■ **Task brief**: Omit the images, then output each of the records below exactly.

■ **Records about charts and figures**:

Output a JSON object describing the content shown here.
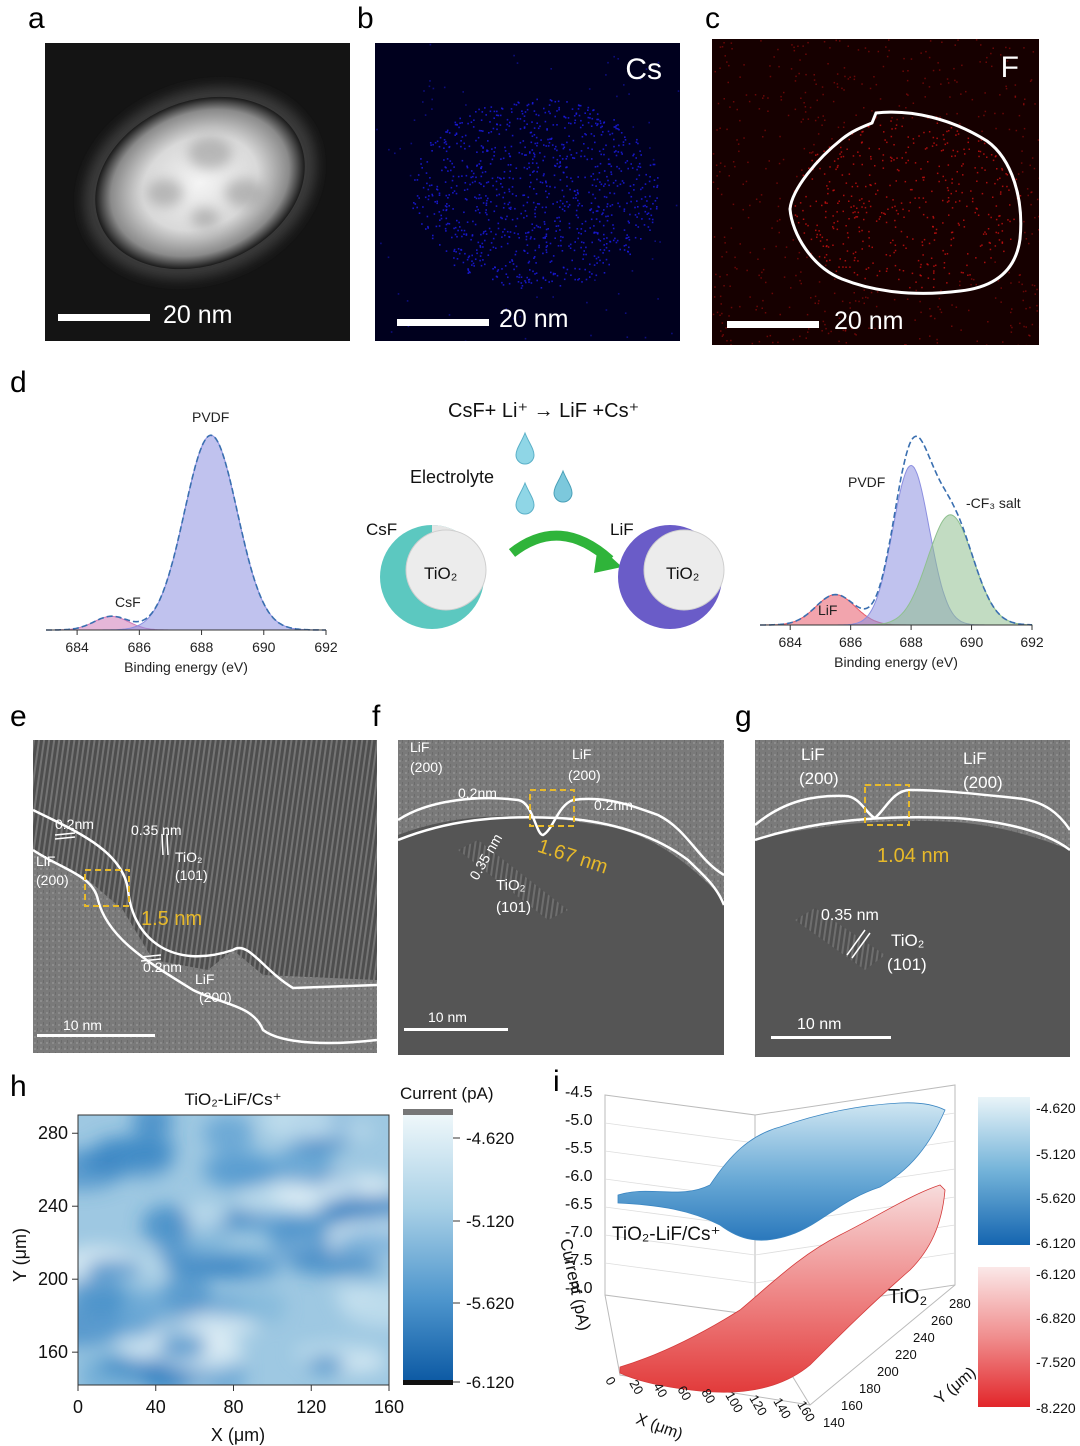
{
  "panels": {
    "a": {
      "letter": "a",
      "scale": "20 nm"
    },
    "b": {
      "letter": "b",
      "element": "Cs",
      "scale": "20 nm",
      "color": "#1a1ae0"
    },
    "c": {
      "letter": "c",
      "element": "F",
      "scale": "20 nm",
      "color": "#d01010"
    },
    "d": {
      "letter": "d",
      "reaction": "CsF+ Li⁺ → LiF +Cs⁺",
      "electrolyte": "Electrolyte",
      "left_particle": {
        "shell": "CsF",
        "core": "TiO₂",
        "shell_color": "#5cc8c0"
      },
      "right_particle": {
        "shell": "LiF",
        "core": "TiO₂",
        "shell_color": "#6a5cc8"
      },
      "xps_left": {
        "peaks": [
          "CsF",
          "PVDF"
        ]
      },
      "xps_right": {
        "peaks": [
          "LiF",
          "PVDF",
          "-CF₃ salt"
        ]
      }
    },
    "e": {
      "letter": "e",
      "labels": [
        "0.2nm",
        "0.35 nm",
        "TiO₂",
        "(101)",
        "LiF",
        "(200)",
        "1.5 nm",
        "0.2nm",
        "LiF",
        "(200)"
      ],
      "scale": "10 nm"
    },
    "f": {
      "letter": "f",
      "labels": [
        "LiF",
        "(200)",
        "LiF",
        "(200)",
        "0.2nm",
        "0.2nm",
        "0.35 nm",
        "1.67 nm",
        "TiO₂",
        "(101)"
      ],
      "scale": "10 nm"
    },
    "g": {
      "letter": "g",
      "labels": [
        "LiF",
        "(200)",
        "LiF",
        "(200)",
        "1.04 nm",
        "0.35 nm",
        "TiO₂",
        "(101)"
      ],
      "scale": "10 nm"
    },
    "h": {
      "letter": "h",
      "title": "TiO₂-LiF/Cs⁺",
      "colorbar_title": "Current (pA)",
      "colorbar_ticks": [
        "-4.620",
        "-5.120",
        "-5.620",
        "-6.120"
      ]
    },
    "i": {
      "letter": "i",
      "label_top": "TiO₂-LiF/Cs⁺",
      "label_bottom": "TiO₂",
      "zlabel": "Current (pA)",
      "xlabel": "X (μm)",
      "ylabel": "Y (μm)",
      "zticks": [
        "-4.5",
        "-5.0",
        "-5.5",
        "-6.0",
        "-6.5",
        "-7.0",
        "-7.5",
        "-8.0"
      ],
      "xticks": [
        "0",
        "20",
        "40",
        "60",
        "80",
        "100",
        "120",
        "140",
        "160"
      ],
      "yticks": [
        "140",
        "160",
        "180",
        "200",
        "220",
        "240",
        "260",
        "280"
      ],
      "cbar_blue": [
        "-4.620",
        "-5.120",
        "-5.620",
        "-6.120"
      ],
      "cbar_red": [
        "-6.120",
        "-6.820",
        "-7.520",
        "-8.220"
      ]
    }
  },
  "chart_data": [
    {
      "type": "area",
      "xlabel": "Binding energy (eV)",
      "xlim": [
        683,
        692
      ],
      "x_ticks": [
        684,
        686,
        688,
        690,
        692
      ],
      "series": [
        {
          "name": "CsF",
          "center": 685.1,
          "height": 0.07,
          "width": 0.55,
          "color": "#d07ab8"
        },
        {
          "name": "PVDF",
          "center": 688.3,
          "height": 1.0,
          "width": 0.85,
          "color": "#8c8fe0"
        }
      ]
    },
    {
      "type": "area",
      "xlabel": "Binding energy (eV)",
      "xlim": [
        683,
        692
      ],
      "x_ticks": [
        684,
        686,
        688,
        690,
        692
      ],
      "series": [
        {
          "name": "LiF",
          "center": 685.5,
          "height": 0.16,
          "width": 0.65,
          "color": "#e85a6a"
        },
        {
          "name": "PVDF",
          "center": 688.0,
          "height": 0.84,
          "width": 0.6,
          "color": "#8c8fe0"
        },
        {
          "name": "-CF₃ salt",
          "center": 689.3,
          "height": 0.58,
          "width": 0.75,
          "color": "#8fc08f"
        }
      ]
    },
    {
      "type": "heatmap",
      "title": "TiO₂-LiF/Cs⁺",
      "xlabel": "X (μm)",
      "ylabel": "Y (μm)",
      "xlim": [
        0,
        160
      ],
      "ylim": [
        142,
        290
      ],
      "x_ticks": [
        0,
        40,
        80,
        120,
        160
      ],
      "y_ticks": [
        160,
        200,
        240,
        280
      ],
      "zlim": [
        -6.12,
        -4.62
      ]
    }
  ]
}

■ **Written solution**:
Output a JSON object describing the content shown here.
{
  "panels": {
    "a": {
      "letter": "a",
      "scale": "20 nm"
    },
    "b": {
      "letter": "b",
      "element": "Cs",
      "scale": "20 nm",
      "color": "#1a1ae0"
    },
    "c": {
      "letter": "c",
      "element": "F",
      "scale": "20 nm",
      "color": "#d01010"
    },
    "d": {
      "letter": "d",
      "reaction": "CsF+ Li⁺ → LiF +Cs⁺",
      "electrolyte": "Electrolyte",
      "left_particle": {
        "shell": "CsF",
        "core": "TiO₂",
        "shell_color": "#5cc8c0"
      },
      "right_particle": {
        "shell": "LiF",
        "core": "TiO₂",
        "shell_color": "#6a5cc8"
      },
      "xps_left": {
        "peaks": [
          "CsF",
          "PVDF"
        ]
      },
      "xps_right": {
        "peaks": [
          "LiF",
          "PVDF",
          "-CF₃ salt"
        ]
      }
    },
    "e": {
      "letter": "e",
      "labels": [
        "0.2nm",
        "0.35 nm",
        "TiO₂",
        "(101)",
        "LiF",
        "(200)",
        "1.5 nm",
        "0.2nm",
        "LiF",
        "(200)"
      ],
      "scale": "10 nm"
    },
    "f": {
      "letter": "f",
      "labels": [
        "LiF",
        "(200)",
        "LiF",
        "(200)",
        "0.2nm",
        "0.2nm",
        "0.35 nm",
        "1.67 nm",
        "TiO₂",
        "(101)"
      ],
      "scale": "10 nm"
    },
    "g": {
      "letter": "g",
      "labels": [
        "LiF",
        "(200)",
        "LiF",
        "(200)",
        "1.04 nm",
        "0.35 nm",
        "TiO₂",
        "(101)"
      ],
      "scale": "10 nm"
    },
    "h": {
      "letter": "h",
      "title": "TiO₂-LiF/Cs⁺",
      "colorbar_title": "Current (pA)",
      "colorbar_ticks": [
        "-4.620",
        "-5.120",
        "-5.620",
        "-6.120"
      ]
    },
    "i": {
      "letter": "i",
      "label_top": "TiO₂-LiF/Cs⁺",
      "label_bottom": "TiO₂",
      "zlabel": "Current (pA)",
      "xlabel": "X (μm)",
      "ylabel": "Y (μm)",
      "zticks": [
        "-4.5",
        "-5.0",
        "-5.5",
        "-6.0",
        "-6.5",
        "-7.0",
        "-7.5",
        "-8.0"
      ],
      "xticks": [
        "0",
        "20",
        "40",
        "60",
        "80",
        "100",
        "120",
        "140",
        "160"
      ],
      "yticks": [
        "140",
        "160",
        "180",
        "200",
        "220",
        "240",
        "260",
        "280"
      ],
      "cbar_blue": [
        "-4.620",
        "-5.120",
        "-5.620",
        "-6.120"
      ],
      "cbar_red": [
        "-6.120",
        "-6.820",
        "-7.520",
        "-8.220"
      ]
    }
  },
  "chart_data": [
    {
      "type": "area",
      "xlabel": "Binding energy (eV)",
      "xlim": [
        683,
        692
      ],
      "x_ticks": [
        684,
        686,
        688,
        690,
        692
      ],
      "series": [
        {
          "name": "CsF",
          "center": 685.1,
          "height": 0.07,
          "width": 0.55,
          "color": "#d07ab8"
        },
        {
          "name": "PVDF",
          "center": 688.3,
          "height": 1.0,
          "width": 0.85,
          "color": "#8c8fe0"
        }
      ]
    },
    {
      "type": "area",
      "xlabel": "Binding energy (eV)",
      "xlim": [
        683,
        692
      ],
      "x_ticks": [
        684,
        686,
        688,
        690,
        692
      ],
      "series": [
        {
          "name": "LiF",
          "center": 685.5,
          "height": 0.16,
          "width": 0.65,
          "color": "#e85a6a"
        },
        {
          "name": "PVDF",
          "center": 688.0,
          "height": 0.84,
          "width": 0.6,
          "color": "#8c8fe0"
        },
        {
          "name": "-CF₃ salt",
          "center": 689.3,
          "height": 0.58,
          "width": 0.75,
          "color": "#8fc08f"
        }
      ]
    },
    {
      "type": "heatmap",
      "title": "TiO₂-LiF/Cs⁺",
      "xlabel": "X (μm)",
      "ylabel": "Y (μm)",
      "xlim": [
        0,
        160
      ],
      "ylim": [
        142,
        290
      ],
      "x_ticks": [
        0,
        40,
        80,
        120,
        160
      ],
      "y_ticks": [
        160,
        200,
        240,
        280
      ],
      "zlim": [
        -6.12,
        -4.62
      ]
    }
  ]
}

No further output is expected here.